Extract and list every line that contains the word "عنها".
+--
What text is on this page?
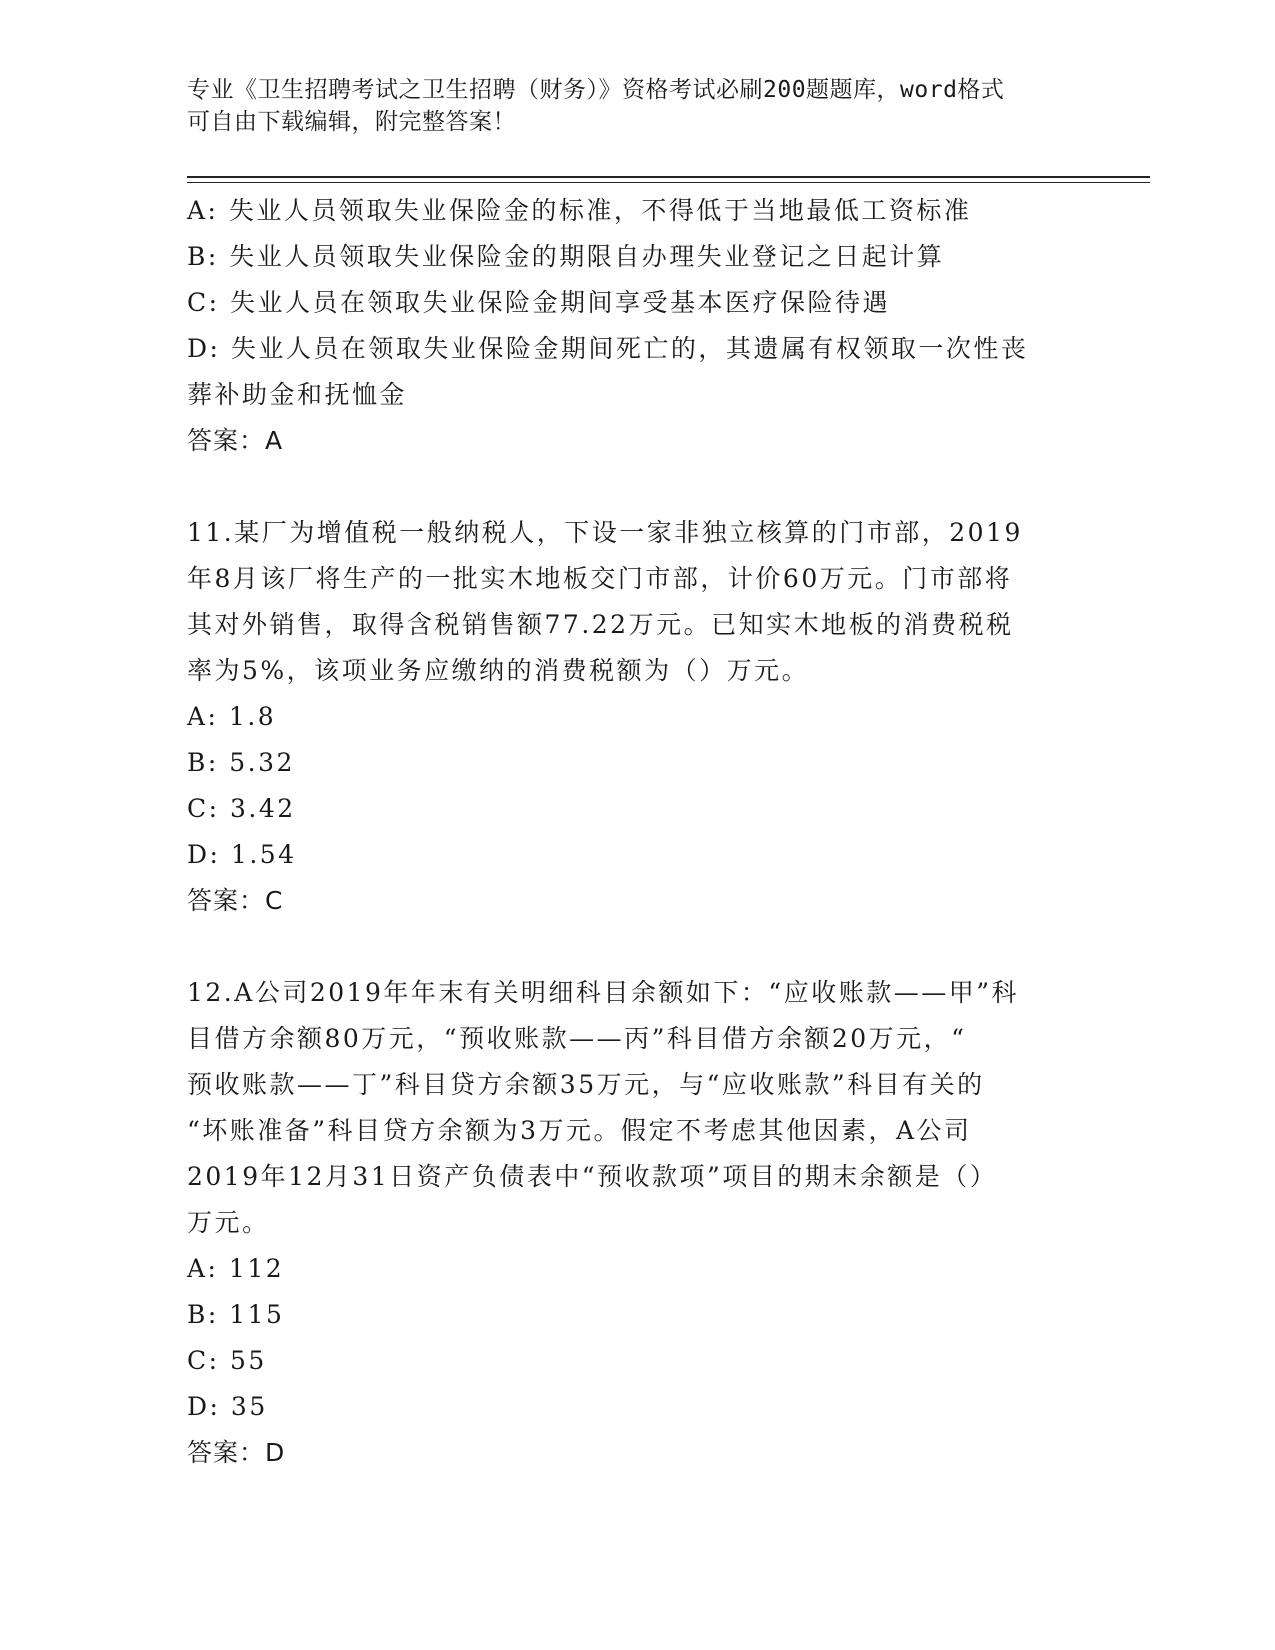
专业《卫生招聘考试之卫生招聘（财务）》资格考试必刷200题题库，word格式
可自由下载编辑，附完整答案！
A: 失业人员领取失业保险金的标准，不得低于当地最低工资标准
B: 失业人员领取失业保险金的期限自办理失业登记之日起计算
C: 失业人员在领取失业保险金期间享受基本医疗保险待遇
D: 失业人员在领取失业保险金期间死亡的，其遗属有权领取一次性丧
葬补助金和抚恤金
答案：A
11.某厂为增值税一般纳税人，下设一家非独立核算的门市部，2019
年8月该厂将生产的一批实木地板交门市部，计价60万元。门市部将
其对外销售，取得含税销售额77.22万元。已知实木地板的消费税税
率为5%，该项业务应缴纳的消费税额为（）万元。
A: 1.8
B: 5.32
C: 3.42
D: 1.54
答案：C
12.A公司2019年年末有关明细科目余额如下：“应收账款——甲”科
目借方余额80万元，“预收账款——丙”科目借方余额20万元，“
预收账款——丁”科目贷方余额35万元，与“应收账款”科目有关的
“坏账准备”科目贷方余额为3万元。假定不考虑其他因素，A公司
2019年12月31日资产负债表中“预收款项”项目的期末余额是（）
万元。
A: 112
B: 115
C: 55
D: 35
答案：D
+--
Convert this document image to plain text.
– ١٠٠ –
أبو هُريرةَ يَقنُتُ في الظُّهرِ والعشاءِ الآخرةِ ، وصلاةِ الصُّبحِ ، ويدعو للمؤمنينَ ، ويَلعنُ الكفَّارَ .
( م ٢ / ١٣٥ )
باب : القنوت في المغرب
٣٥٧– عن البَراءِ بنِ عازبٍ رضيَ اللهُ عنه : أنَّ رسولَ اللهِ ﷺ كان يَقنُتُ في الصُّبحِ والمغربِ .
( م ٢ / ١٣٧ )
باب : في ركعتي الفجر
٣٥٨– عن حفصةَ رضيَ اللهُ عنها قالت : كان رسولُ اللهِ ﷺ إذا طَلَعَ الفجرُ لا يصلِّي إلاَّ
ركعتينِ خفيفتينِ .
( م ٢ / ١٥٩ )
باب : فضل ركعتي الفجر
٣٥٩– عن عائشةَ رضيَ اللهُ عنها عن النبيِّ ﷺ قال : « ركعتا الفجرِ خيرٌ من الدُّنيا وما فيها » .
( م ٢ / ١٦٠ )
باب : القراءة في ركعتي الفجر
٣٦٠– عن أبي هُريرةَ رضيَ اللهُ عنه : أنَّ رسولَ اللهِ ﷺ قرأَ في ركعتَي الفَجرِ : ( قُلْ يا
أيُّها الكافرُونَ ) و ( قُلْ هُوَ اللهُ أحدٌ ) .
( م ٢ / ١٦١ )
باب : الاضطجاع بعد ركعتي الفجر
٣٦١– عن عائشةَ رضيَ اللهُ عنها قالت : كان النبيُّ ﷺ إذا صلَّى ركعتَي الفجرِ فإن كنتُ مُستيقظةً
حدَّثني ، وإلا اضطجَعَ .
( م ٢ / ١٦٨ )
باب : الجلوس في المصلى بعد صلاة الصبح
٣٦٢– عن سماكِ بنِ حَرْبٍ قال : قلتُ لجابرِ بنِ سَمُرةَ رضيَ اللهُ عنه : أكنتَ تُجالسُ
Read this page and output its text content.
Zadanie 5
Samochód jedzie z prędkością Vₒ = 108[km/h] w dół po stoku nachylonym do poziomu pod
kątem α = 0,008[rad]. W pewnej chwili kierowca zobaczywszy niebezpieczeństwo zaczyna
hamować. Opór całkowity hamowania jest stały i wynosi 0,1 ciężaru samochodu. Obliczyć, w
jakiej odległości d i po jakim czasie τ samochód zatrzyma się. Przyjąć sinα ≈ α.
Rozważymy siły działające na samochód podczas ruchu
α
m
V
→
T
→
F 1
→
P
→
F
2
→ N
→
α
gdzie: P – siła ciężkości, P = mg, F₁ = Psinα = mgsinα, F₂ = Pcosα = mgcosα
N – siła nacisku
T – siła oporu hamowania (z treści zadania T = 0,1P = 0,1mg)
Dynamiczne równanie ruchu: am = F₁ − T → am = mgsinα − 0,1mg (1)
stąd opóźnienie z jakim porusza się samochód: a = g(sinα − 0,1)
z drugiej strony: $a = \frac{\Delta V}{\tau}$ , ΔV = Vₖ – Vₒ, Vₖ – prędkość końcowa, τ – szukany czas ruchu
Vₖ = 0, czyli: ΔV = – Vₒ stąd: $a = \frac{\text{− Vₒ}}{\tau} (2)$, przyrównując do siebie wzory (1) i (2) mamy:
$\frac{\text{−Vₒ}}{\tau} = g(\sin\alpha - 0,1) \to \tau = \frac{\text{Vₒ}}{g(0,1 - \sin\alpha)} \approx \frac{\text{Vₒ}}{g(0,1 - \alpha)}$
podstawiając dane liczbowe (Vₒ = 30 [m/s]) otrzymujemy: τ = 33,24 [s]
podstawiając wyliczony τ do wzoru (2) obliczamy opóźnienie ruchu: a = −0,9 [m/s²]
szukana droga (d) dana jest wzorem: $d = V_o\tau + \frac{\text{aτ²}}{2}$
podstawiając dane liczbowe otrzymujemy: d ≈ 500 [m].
+--
- Result of the task
٣٥٨– عن حفصةَ رضيَ اللهُ عنها قالت : كان رسولُ اللهِ ﷺ إذا طَلَعَ الفجرُ لا يصلِّي إلاَّ
٣٥٩– عن عائشةَ رضيَ اللهُ عنها عن النبيِّ ﷺ قال : « ركعتا الفجرِ خيرٌ من الدُّنيا وما فيها » .
٣٦١– عن عائشةَ رضيَ اللهُ عنها قالت : كان النبيُّ ﷺ إذا صلَّى ركعتَي الفجرِ فإن كنتُ مُستيقظةً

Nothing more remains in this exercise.